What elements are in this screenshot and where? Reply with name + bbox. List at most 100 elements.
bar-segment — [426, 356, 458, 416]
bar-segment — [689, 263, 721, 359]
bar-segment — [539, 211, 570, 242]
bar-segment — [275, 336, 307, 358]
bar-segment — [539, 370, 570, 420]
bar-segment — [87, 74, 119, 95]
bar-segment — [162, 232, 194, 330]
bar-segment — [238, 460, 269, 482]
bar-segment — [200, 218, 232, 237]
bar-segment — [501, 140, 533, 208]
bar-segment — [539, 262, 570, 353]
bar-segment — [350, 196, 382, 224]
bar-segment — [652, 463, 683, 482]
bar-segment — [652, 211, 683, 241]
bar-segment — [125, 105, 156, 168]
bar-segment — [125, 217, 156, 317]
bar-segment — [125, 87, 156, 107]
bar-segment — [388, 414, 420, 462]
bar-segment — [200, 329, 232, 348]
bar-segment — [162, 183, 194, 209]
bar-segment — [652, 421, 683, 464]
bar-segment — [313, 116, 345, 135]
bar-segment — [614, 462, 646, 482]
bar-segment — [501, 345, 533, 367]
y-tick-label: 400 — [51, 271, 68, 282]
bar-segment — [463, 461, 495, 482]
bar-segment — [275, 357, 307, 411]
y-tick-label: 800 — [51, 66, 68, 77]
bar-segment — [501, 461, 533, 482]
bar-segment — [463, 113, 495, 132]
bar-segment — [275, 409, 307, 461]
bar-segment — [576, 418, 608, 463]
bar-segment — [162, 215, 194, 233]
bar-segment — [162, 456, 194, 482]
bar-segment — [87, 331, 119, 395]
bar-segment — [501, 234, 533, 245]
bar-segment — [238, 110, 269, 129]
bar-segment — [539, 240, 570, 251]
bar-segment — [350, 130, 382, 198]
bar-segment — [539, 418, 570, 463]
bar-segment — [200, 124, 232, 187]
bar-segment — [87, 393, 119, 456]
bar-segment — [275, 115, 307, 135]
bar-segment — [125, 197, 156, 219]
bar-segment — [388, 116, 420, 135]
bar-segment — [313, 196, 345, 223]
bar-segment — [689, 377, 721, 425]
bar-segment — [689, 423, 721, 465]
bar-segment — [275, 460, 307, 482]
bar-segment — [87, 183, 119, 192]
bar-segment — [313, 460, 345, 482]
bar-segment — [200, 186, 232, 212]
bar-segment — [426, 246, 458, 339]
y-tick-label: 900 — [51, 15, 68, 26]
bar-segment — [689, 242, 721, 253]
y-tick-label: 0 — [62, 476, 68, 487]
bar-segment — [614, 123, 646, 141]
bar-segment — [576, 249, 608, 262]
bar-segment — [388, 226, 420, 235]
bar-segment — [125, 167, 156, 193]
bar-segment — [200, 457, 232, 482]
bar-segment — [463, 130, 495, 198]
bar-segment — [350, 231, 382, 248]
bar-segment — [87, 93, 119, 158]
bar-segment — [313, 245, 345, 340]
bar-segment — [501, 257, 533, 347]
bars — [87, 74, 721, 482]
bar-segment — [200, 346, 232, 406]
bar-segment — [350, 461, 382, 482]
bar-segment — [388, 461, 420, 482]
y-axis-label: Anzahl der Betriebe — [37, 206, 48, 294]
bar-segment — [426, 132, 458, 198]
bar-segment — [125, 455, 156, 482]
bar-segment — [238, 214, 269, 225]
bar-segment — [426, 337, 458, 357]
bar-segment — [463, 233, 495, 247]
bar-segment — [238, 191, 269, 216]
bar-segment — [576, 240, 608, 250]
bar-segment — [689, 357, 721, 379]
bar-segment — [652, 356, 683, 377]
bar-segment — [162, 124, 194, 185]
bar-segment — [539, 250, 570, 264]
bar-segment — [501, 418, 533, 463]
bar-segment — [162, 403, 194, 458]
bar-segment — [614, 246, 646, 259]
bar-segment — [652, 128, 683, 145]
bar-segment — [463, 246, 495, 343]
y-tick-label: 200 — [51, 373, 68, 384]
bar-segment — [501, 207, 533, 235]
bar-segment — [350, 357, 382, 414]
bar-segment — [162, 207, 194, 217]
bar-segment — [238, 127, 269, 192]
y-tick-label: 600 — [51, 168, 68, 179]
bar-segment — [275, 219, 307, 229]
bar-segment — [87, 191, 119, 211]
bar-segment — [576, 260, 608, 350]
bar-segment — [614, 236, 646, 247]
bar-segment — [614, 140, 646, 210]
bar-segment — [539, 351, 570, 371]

============================================================

- [Exercise] Copy out every one of the records above, line for line, without changing anything.

- [Output of the exercise]
What elements are in this screenshot and where? Reply with name + bbox. List at most 100 elements.
bar-segment — [426, 356, 458, 416]
bar-segment — [689, 263, 721, 359]
bar-segment — [539, 211, 570, 242]
bar-segment — [275, 336, 307, 358]
bar-segment — [539, 370, 570, 420]
bar-segment — [87, 74, 119, 95]
bar-segment — [162, 232, 194, 330]
bar-segment — [238, 460, 269, 482]
bar-segment — [200, 218, 232, 237]
bar-segment — [501, 140, 533, 208]
bar-segment — [539, 262, 570, 353]
bar-segment — [350, 196, 382, 224]
bar-segment — [652, 463, 683, 482]
bar-segment — [652, 211, 683, 241]
bar-segment — [125, 105, 156, 168]
bar-segment — [125, 217, 156, 317]
bar-segment — [125, 87, 156, 107]
bar-segment — [388, 414, 420, 462]
bar-segment — [200, 329, 232, 348]
bar-segment — [162, 183, 194, 209]
bar-segment — [652, 421, 683, 464]
bar-segment — [313, 116, 345, 135]
bar-segment — [614, 462, 646, 482]
bar-segment — [501, 345, 533, 367]
y-tick-label: 400 — [51, 271, 68, 282]
bar-segment — [463, 461, 495, 482]
bar-segment — [275, 357, 307, 411]
y-tick-label: 800 — [51, 66, 68, 77]
bar-segment — [501, 461, 533, 482]
bar-segment — [463, 113, 495, 132]
bar-segment — [275, 409, 307, 461]
bar-segment — [576, 418, 608, 463]
bar-segment — [162, 215, 194, 233]
bar-segment — [162, 456, 194, 482]
bar-segment — [87, 331, 119, 395]
bar-segment — [501, 234, 533, 245]
bar-segment — [238, 110, 269, 129]
bar-segment — [539, 240, 570, 251]
bar-segment — [350, 130, 382, 198]
bar-segment — [539, 418, 570, 463]
bar-segment — [200, 124, 232, 187]
bar-segment — [87, 393, 119, 456]
bar-segment — [275, 115, 307, 135]
bar-segment — [125, 197, 156, 219]
bar-segment — [388, 116, 420, 135]
bar-segment — [313, 196, 345, 223]
bar-segment — [689, 377, 721, 425]
bar-segment — [689, 423, 721, 465]
bar-segment — [275, 460, 307, 482]
bar-segment — [87, 183, 119, 192]
bar-segment — [313, 460, 345, 482]
bar-segment — [200, 186, 232, 212]
bar-segment — [426, 246, 458, 339]
y-tick-label: 900 — [51, 15, 68, 26]
bar-segment — [689, 242, 721, 253]
y-tick-label: 0 — [62, 476, 68, 487]
bar-segment — [614, 123, 646, 141]
bar-segment — [576, 249, 608, 262]
bar-segment — [388, 226, 420, 235]
bar-segment — [125, 167, 156, 193]
bar-segment — [200, 457, 232, 482]
bar-segment — [463, 130, 495, 198]
bar-segment — [350, 231, 382, 248]
bar-segment — [87, 93, 119, 158]
bar-segment — [313, 245, 345, 340]
bar-segment — [501, 257, 533, 347]
bars — [87, 74, 721, 482]
bar-segment — [200, 346, 232, 406]
bar-segment — [350, 461, 382, 482]
bar-segment — [388, 461, 420, 482]
y-axis-label: Anzahl der Betriebe — [37, 206, 48, 294]
bar-segment — [426, 132, 458, 198]
bar-segment — [125, 455, 156, 482]
bar-segment — [238, 214, 269, 225]
bar-segment — [426, 337, 458, 357]
bar-segment — [463, 233, 495, 247]
bar-segment — [238, 191, 269, 216]
bar-segment — [576, 240, 608, 250]
bar-segment — [689, 357, 721, 379]
bar-segment — [652, 356, 683, 377]
bar-segment — [162, 124, 194, 185]
bar-segment — [539, 250, 570, 264]
bar-segment — [501, 418, 533, 463]
bar-segment — [162, 403, 194, 458]
bar-segment — [614, 246, 646, 259]
bar-segment — [652, 128, 683, 145]
bar-segment — [463, 246, 495, 343]
y-tick-label: 200 — [51, 373, 68, 384]
bar-segment — [501, 207, 533, 235]
bar-segment — [350, 357, 382, 414]
bar-segment — [162, 207, 194, 217]
bar-segment — [238, 127, 269, 192]
y-tick-label: 600 — [51, 168, 68, 179]
bar-segment — [275, 219, 307, 229]
bar-segment — [87, 191, 119, 211]
bar-segment — [576, 260, 608, 350]
bar-segment — [614, 236, 646, 247]
bar-segment — [614, 140, 646, 210]
bar-segment — [539, 351, 570, 371]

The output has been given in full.